- [The request]:
Lines that include the word "A₁B₁C₁D₁" are the ones to copy.

- [Data shown]:
• • • •
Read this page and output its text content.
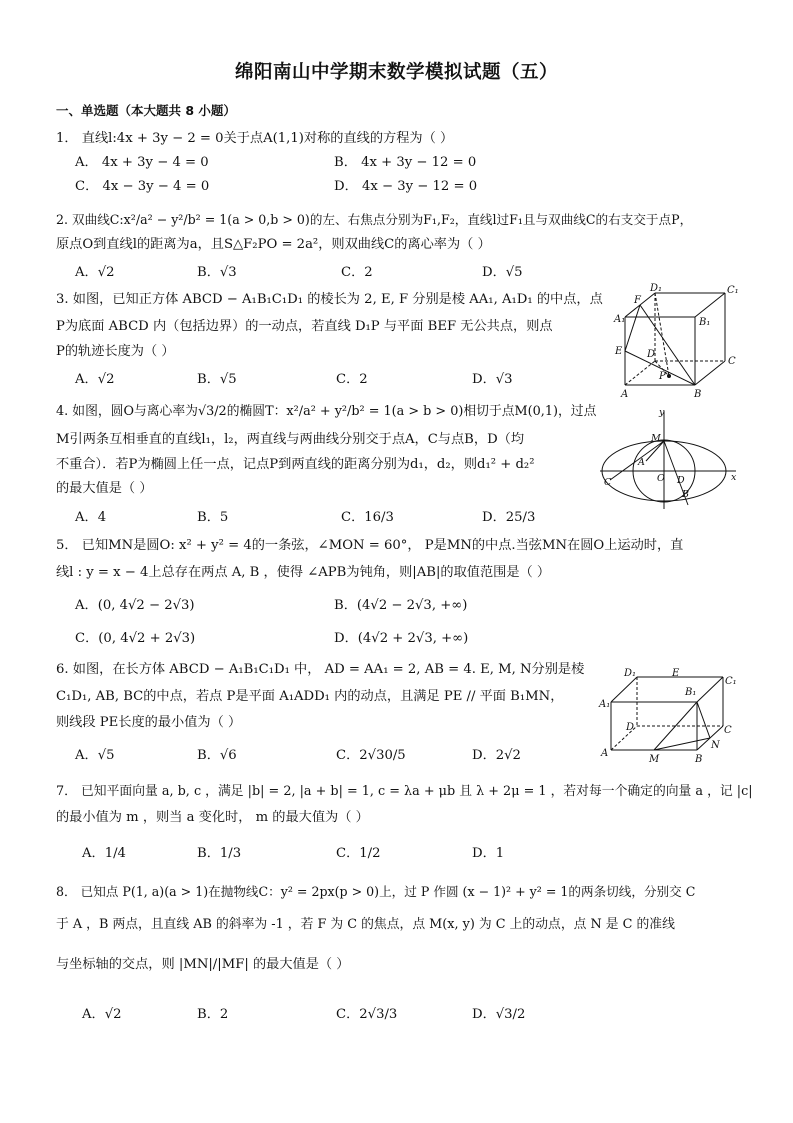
绵阳南山中学期末数学模拟试题（五）
一、单选题（本大题共 8 小题）
1． 直线l:4x + 3y − 2 = 0关于点A(1,1)对称的直线的方程为（ ）
A． 4x + 3y − 4 = 0	B． 4x + 3y − 12 = 0
C． 4x − 3y − 4 = 0	D． 4x − 3y − 12 = 0
2. 双曲线C:x²/a² − y²/b² = 1(a > 0,b > 0)的左、右焦点分别为F₁,F₂，直线l过F₁且与双曲线C的右支交于点P，
原点O到直线l的距离为a，且S△F₂PO = 2a²，则双曲线C的离心率为（ ）
A．√2	B．√3	C．2	D．√5
3. 如图，已知正方体 ABCD − A₁B₁C₁D₁ 的棱长为 2, E, F 分别是棱 AA₁, A₁D₁ 的中点，点
P为底面 ABCD 内（包括边界）的一动点，若直线 D₁P 与平面 BEF 无公共点，则点
P的轨迹长度为（ ）
A．√2	B．√5	C．2	D．√3
D₁	C₁
F
A₁	B₁
E D
C
P
A	B
4. 如图，圆O与离心率为√3/2的椭圆T：x²/a² + y²/b² = 1(a > b > 0)相切于点M(0,1)，过点
M引两条互相垂直的直线l₁，l₂，两直线与两曲线分别交于点A，C与点B，D（均
不重合）．若P为椭圆上任一点，记点P到两直线的距离分别为d₁，d₂，则d₁² + d₂²
的最大值是（ ）
A．4	B．5	C．16/3	D．25/3
y
M
A
O D
C
B
x
5． 已知MN是圆O: x² + y² = 4的一条弦，∠MON = 60°， P是MN的中点.当弦MN在圆O上运动时，直
线l : y = x − 4上总存在两点 A, B ，使得 ∠APB为钝角，则|AB|的取值范围是（ ）
A．(0, 4√2 − 2√3)	B．(4√2 − 2√3, +∞)
C．(0, 4√2 + 2√3)	D．(4√2 + 2√3, +∞)
6. 如图，在长方体 ABCD − A₁B₁C₁D₁ 中， AD = AA₁ = 2, AB = 4. E, M, N分别是棱
C₁D₁, AB, BC的中点，若点 P是平面 A₁ADD₁ 内的动点，且满足 PE // 平面 B₁MN，
则线段 PE长度的最小值为（ ）
A．√5	B．√6	C．2√30/5	D．2√2
D₁	E
C₁
B₁
A₁
D	C
N
A
M	B
7． 已知平面向量 a, b, c ，满足 |b| = 2, |a + b| = 1, c = λa + μb 且 λ + 2μ = 1 ，若对每一个确定的向量 a ，记 |c|
的最小值为 m ，则当 a 变化时， m 的最大值为（ ）
A．1/4	B．1/3	C．1/2	D．1
8． 已知点 P(1, a)(a > 1)在抛物线C：y² = 2px(p > 0)上，过 P 作圆 (x − 1)² + y² = 1的两条切线，分别交 C
于 A ，B 两点，且直线 AB 的斜率为 -1 ，若 F 为 C 的焦点，点 M(x, y) 为 C 上的动点，点 N 是 C 的准线
与坐标轴的交点，则 |MN|/|MF| 的最大值是（ ）
A．√2	B．2	C．2√3/3	D．√3/2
• • • •
- [Solution for this task]:
3. 如图，已知正方体 ABCD − A₁B₁C₁D₁ 的棱长为 2, E, F 分别是棱 AA₁, A₁D₁ 的中点，点
6. 如图，在长方体 ABCD − A₁B₁C₁D₁ 中， AD = AA₁ = 2, AB = 4. E, M, N分别是棱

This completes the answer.